**Direction**
Select every line below containing the word "ncommodities".

— START OF Dataset records —

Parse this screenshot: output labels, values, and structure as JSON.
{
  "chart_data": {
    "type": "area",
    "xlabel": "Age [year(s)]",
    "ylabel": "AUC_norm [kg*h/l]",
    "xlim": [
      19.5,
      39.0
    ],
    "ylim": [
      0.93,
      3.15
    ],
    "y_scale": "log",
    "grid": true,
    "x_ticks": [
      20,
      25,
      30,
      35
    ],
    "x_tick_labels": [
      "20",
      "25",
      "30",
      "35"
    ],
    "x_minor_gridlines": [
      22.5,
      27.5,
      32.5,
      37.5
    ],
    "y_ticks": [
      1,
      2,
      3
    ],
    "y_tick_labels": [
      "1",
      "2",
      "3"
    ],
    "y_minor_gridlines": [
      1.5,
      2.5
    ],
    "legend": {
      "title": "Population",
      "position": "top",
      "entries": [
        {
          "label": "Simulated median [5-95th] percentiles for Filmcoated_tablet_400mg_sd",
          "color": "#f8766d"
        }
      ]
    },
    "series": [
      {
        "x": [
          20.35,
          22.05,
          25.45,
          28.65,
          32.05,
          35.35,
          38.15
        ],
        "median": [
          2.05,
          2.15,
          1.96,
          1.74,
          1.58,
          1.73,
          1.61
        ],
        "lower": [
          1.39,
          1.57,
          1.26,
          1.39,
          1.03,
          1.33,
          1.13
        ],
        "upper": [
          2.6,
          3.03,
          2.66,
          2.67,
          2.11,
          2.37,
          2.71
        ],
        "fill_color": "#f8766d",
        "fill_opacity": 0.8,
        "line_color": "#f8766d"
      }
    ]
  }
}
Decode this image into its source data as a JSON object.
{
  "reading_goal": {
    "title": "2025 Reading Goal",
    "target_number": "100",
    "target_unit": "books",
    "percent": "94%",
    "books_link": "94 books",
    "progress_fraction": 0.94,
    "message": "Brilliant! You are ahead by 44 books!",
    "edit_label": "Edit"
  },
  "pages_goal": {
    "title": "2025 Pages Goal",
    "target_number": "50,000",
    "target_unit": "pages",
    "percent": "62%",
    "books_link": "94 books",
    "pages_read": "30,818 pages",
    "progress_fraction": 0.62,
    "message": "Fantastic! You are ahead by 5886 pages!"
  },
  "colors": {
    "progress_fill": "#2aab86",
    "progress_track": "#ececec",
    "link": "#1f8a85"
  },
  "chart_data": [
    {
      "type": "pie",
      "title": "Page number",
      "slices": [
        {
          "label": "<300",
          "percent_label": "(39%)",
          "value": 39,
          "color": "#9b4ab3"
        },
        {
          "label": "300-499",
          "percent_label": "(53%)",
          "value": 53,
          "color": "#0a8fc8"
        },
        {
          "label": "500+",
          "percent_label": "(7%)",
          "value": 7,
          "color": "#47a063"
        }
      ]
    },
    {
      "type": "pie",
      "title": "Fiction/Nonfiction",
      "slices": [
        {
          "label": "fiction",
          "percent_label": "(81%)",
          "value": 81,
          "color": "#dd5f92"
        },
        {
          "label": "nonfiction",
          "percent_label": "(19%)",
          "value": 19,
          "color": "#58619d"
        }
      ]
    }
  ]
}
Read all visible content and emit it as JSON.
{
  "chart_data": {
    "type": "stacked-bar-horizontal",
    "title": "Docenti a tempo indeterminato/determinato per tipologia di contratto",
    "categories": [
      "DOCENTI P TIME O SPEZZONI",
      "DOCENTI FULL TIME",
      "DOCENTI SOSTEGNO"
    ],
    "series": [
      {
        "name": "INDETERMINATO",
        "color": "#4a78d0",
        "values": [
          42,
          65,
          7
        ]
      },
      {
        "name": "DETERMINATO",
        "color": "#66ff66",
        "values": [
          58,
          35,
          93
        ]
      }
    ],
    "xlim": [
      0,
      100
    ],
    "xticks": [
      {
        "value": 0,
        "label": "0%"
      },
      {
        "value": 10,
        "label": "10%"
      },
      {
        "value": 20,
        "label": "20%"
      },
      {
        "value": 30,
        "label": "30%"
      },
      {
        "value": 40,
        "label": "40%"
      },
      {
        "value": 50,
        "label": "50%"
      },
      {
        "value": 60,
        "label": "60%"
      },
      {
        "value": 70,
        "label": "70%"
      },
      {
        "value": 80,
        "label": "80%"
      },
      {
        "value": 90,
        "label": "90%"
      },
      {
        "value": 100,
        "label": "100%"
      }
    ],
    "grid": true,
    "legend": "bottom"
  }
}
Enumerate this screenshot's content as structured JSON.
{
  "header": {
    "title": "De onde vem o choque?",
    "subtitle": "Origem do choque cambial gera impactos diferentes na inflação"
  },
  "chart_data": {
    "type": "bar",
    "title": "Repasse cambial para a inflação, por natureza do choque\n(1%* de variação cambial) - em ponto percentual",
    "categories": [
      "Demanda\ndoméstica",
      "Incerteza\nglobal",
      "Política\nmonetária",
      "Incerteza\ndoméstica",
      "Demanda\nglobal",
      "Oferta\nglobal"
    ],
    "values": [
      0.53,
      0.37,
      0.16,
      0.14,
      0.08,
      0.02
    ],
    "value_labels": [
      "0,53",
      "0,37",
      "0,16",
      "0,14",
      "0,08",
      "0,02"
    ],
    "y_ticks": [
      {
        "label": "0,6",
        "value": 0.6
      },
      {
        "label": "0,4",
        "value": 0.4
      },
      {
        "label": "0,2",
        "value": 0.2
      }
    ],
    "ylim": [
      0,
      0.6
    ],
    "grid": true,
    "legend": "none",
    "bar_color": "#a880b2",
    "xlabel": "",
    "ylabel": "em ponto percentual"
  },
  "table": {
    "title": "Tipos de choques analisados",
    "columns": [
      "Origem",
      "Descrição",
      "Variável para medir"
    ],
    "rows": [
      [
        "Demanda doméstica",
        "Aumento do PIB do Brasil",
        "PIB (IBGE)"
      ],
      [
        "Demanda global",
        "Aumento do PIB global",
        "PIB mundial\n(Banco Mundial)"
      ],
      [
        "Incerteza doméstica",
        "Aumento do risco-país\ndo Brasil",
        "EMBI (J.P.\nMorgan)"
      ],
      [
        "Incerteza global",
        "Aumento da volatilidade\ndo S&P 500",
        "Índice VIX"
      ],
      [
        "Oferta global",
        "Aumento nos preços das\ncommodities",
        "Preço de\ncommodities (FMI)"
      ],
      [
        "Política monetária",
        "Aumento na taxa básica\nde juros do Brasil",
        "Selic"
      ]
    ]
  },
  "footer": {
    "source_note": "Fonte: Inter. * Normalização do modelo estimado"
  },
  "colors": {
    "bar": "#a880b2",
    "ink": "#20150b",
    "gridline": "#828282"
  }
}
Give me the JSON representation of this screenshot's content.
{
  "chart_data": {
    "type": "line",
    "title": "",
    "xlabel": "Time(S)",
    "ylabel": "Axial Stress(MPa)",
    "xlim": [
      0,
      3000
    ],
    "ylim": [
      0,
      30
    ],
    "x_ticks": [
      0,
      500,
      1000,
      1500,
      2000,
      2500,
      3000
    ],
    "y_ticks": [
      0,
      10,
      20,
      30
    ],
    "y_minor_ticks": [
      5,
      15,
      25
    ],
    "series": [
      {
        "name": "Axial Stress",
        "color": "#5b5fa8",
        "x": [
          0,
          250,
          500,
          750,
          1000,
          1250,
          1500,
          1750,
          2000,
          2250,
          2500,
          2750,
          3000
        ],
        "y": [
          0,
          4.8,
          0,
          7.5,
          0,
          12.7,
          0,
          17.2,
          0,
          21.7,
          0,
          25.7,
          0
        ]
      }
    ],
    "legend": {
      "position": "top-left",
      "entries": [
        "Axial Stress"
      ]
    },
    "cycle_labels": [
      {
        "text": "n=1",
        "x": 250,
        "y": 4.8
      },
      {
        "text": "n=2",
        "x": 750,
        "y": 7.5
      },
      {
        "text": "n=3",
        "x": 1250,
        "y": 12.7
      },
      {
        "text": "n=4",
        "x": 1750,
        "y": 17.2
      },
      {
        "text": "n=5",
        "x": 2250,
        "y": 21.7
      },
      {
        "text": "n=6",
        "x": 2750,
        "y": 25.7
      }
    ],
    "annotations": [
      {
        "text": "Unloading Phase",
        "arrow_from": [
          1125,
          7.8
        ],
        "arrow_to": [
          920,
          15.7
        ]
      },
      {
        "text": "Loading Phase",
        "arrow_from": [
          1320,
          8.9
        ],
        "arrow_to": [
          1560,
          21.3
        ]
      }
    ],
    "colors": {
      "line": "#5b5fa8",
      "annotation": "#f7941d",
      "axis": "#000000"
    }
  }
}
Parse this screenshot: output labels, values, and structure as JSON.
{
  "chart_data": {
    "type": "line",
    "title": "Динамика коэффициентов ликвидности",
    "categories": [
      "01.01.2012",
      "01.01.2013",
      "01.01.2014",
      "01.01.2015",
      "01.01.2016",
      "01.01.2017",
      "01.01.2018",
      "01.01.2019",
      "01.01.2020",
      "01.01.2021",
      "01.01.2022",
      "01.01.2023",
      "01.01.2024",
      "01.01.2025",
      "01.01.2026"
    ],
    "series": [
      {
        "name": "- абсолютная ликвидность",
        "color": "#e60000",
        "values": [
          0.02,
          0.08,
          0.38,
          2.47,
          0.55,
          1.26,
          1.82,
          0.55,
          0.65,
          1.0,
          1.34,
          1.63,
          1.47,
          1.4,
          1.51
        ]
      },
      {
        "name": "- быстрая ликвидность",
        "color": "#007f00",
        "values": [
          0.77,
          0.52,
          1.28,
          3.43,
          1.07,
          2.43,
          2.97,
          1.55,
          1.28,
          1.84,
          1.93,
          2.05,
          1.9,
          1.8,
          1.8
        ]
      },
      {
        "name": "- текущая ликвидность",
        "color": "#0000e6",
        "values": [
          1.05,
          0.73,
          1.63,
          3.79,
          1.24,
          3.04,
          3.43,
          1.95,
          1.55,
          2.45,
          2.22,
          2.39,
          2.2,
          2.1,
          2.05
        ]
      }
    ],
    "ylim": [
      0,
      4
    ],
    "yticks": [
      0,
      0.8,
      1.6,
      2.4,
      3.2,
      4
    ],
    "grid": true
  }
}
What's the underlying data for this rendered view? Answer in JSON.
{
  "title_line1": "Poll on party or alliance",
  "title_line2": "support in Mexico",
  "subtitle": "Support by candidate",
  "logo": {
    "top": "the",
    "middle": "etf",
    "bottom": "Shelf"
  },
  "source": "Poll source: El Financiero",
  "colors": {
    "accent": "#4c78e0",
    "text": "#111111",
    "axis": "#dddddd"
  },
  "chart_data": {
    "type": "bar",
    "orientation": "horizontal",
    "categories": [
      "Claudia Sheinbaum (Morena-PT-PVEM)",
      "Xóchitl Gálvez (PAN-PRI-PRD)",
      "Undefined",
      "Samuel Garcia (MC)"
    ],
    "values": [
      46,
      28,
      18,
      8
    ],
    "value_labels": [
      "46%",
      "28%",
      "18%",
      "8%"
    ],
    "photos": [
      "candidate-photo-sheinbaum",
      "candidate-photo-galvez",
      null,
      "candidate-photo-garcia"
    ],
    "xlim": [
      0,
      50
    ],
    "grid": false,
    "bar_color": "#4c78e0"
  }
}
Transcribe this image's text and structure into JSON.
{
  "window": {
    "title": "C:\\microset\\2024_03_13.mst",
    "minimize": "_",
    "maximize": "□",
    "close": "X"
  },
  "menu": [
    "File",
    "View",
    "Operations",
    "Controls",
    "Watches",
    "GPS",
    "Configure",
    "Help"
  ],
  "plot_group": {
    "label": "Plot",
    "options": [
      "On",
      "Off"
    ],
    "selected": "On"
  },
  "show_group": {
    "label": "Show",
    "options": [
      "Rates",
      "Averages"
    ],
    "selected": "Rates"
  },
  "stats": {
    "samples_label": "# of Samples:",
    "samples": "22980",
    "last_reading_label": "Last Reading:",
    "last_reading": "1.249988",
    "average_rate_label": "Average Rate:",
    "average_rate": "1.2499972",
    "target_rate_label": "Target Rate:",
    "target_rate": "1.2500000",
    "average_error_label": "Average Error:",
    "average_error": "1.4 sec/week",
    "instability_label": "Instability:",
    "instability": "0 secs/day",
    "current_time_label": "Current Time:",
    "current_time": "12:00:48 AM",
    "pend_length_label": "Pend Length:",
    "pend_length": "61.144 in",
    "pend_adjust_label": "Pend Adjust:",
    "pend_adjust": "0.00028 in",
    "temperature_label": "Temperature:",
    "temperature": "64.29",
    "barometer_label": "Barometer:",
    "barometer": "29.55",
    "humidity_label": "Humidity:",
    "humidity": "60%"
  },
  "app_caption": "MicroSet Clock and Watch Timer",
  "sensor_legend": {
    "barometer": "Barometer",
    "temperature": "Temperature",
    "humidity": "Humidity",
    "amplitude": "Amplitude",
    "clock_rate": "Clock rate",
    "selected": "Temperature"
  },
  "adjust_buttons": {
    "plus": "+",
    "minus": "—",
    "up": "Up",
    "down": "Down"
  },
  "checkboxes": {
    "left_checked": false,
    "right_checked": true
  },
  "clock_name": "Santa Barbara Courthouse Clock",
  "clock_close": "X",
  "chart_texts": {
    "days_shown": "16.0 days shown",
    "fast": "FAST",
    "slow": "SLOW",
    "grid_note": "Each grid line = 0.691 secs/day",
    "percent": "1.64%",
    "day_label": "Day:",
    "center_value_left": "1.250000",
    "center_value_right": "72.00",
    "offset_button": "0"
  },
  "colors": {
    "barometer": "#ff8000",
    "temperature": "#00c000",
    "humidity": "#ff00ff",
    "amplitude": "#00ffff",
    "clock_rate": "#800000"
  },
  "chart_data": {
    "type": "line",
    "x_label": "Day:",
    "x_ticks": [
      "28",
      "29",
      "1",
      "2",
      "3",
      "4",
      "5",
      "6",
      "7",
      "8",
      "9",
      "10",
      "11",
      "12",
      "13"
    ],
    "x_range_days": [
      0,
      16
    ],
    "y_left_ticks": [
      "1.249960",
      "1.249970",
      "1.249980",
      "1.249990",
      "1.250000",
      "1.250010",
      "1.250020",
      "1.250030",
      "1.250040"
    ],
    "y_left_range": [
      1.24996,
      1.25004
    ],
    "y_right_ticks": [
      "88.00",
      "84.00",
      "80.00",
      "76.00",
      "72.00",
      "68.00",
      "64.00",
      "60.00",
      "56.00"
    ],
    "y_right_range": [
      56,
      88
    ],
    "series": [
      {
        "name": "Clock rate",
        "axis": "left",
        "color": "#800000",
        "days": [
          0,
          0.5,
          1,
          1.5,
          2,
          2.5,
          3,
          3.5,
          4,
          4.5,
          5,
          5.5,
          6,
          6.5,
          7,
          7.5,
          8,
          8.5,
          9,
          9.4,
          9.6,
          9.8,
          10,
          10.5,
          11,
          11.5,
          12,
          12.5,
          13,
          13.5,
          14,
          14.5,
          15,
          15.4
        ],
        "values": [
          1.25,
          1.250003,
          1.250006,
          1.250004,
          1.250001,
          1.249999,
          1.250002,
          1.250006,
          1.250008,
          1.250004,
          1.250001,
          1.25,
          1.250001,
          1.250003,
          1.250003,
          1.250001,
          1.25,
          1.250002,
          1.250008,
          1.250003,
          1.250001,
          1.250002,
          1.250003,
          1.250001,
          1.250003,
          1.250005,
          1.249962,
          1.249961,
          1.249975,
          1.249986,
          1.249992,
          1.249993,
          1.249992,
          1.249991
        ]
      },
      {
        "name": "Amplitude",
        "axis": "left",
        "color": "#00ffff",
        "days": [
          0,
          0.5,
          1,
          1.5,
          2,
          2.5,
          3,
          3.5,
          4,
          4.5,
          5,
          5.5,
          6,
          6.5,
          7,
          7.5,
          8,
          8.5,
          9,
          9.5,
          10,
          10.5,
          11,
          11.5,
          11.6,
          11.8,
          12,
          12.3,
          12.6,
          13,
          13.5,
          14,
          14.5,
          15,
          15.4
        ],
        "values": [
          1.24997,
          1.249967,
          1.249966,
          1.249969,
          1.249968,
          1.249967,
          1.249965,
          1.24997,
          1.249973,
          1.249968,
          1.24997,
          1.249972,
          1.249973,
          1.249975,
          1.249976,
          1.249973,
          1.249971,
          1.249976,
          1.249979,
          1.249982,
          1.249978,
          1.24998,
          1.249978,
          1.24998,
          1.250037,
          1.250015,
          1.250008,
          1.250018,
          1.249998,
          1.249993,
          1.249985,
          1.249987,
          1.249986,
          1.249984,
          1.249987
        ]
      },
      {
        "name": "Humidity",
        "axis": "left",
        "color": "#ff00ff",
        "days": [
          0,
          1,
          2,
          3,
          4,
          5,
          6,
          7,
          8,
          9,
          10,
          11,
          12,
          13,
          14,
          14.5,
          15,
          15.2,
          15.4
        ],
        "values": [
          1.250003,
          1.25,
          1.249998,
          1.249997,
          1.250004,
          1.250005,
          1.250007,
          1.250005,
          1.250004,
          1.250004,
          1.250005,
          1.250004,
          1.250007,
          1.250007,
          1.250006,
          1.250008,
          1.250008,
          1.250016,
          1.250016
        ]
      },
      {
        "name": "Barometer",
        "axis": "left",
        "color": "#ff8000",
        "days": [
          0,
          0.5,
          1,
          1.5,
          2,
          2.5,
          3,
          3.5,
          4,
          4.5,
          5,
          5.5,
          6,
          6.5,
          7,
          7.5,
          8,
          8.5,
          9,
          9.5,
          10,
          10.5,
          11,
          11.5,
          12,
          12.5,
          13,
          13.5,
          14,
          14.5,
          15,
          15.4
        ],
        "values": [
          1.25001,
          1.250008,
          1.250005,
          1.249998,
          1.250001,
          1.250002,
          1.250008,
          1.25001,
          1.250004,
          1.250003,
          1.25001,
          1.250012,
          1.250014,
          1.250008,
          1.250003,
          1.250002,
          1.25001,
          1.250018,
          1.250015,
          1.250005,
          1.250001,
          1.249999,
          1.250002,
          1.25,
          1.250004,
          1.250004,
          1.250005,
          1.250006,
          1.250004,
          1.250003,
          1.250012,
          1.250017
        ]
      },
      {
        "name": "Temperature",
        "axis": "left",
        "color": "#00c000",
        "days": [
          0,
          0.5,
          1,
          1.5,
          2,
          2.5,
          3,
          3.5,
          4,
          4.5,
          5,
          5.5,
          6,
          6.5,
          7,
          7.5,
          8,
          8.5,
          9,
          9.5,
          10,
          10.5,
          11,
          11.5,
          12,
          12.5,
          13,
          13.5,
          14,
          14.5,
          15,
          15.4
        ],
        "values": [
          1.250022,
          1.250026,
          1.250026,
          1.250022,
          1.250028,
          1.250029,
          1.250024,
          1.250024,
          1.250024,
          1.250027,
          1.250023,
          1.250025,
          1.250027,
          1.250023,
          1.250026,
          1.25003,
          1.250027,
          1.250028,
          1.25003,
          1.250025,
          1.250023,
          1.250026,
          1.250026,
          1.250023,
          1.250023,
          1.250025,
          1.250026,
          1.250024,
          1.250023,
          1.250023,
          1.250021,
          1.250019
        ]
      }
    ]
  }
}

— END OF Dataset records —

**Answer to the exercise**
        "Aumento nos preços das\ncommodities",
        "Preço de\ncommodities (FMI)"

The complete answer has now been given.